Set task: Skip the pictures and quote all of the lines exactly.

Dataset items
= = = = =
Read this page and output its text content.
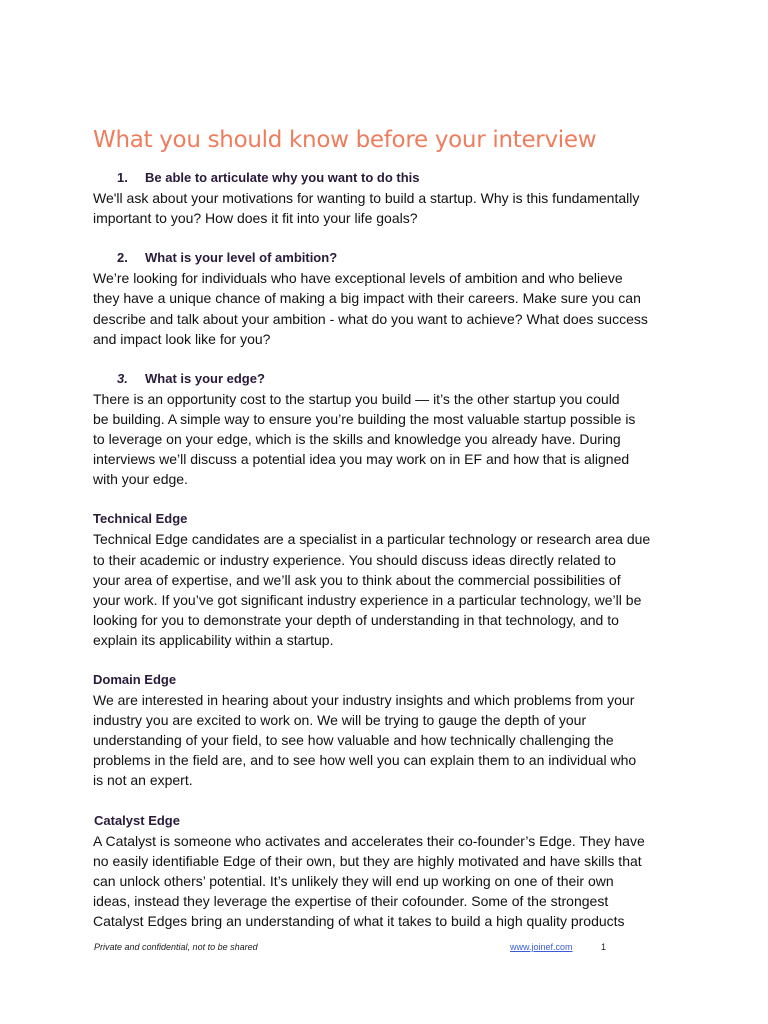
What you should know before your interview

1. Be able to articulate why you want to do this

We'll ask about your motivations for wanting to build a startup. Why is this fundamentally
important to you? How does it fit into your life goals?

2. What is your level of ambition?

We’re looking for individuals who have exceptional levels of ambition and who believe
they have a unique chance of making a big impact with their careers. Make sure you can
describe and talk about your ambition - what do you want to achieve? What does success
and impact look like for you?

3. What is your edge?

There is an opportunity cost to the startup you build — it’s the other startup you could
be building. A simple way to ensure you’re building the most valuable startup possible is
to leverage on your edge, which is the skills and knowledge you already have. During
interviews we’ll discuss a potential idea you may work on in EF and how that is aligned
with your edge.

Technical Edge

Technical Edge candidates are a specialist in a particular technology or research area due
to their academic or industry experience. You should discuss ideas directly related to
your area of expertise, and we’ll ask you to think about the commercial possibilities of
your work. If you’ve got significant industry experience in a particular technology, we’ll be
looking for you to demonstrate your depth of understanding in that technology, and to
explain its applicability within a startup.

Domain Edge

We are interested in hearing about your industry insights and which problems from your
industry you are excited to work on. We will be trying to gauge the depth of your
understanding of your field, to see how valuable and how technically challenging the
problems in the field are, and to see how well you can explain them to an individual who
is not an expert.

Catalyst Edge

A Catalyst is someone who activates and accelerates their co-founder’s Edge. They have
no easily identifiable Edge of their own, but they are highly motivated and have skills that
can unlock others’ potential. It’s unlikely they will end up working on one of their own
ideas, instead they leverage the expertise of their cofounder. Some of the strongest
Catalyst Edges bring an understanding of what it takes to build a high quality products

Private and confidential, not to be shared	www.joinef.com	1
= = = = =
Solution for this exercise:
Read this page and output its text content.
What you should know before your interview

1. Be able to articulate why you want to do this

We'll ask about your motivations for wanting to build a startup. Why is this fundamentally
important to you? How does it fit into your life goals?

2. What is your level of ambition?

We’re looking for individuals who have exceptional levels of ambition and who believe
they have a unique chance of making a big impact with their careers. Make sure you can
describe and talk about your ambition - what do you want to achieve? What does success
and impact look like for you?

3. What is your edge?

There is an opportunity cost to the startup you build — it’s the other startup you could
be building. A simple way to ensure you’re building the most valuable startup possible is
to leverage on your edge, which is the skills and knowledge you already have. During
interviews we’ll discuss a potential idea you may work on in EF and how that is aligned
with your edge.

Technical Edge

Technical Edge candidates are a specialist in a particular technology or research area due
to their academic or industry experience. You should discuss ideas directly related to
your area of expertise, and we’ll ask you to think about the commercial possibilities of
your work. If you’ve got significant industry experience in a particular technology, we’ll be
looking for you to demonstrate your depth of understanding in that technology, and to
explain its applicability within a startup.

Domain Edge

We are interested in hearing about your industry insights and which problems from your
industry you are excited to work on. We will be trying to gauge the depth of your
understanding of your field, to see how valuable and how technically challenging the
problems in the field are, and to see how well you can explain them to an individual who
is not an expert.

Catalyst Edge

A Catalyst is someone who activates and accelerates their co-founder’s Edge. They have
no easily identifiable Edge of their own, but they are highly motivated and have skills that
can unlock others’ potential. It’s unlikely they will end up working on one of their own
ideas, instead they leverage the expertise of their cofounder. Some of the strongest
Catalyst Edges bring an understanding of what it takes to build a high quality products

Private and confidential, not to be shared	www.joinef.com	1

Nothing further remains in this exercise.